# What is being asked:
Repeat each record below exactly, dropping the pictures.

# Records shown:
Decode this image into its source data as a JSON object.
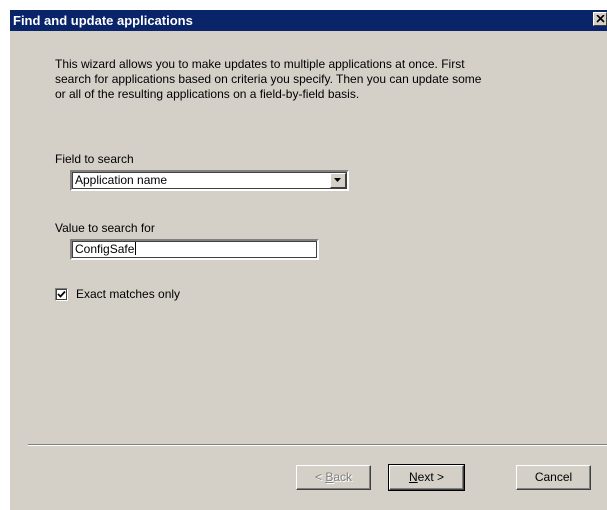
{
  "window": {
    "title": "Find and update applications",
    "close_glyph": "×"
  },
  "intro": {
    "line1": "This wizard allows you to make updates to multiple applications at once.  First",
    "line2": "search for applications based on criteria you specify.  Then you can update some",
    "line3": "or all of the resulting applications on a field-by-field basis."
  },
  "field_to_search": {
    "label": "Field to search",
    "selected": "Application name"
  },
  "value_to_search": {
    "label": "Value to search for",
    "value": "ConfigSafe"
  },
  "exact_match": {
    "label": "Exact matches only",
    "checked": true
  },
  "buttons": {
    "back_arrow": "< ",
    "back_mnemonic": "B",
    "back_rest": "ack",
    "next_mnemonic": "N",
    "next_rest": "ext >",
    "cancel": "Cancel"
  },
  "colors": {
    "titlebar": "#0a246a",
    "dialog_face": "#d4d0c8",
    "disabled_text": "#808080"
  }
}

# Complete answer:
Decode this image into its source data as a JSON object.
{
  "window": {
    "title": "Find and update applications",
    "close_glyph": "×"
  },
  "intro": {
    "line1": "This wizard allows you to make updates to multiple applications at once.  First",
    "line2": "search for applications based on criteria you specify.  Then you can update some",
    "line3": "or all of the resulting applications on a field-by-field basis."
  },
  "field_to_search": {
    "label": "Field to search",
    "selected": "Application name"
  },
  "value_to_search": {
    "label": "Value to search for",
    "value": "ConfigSafe"
  },
  "exact_match": {
    "label": "Exact matches only",
    "checked": true
  },
  "buttons": {
    "back_arrow": "< ",
    "back_mnemonic": "B",
    "back_rest": "ack",
    "next_mnemonic": "N",
    "next_rest": "ext >",
    "cancel": "Cancel"
  },
  "colors": {
    "titlebar": "#0a246a",
    "dialog_face": "#d4d0c8",
    "disabled_text": "#808080"
  }
}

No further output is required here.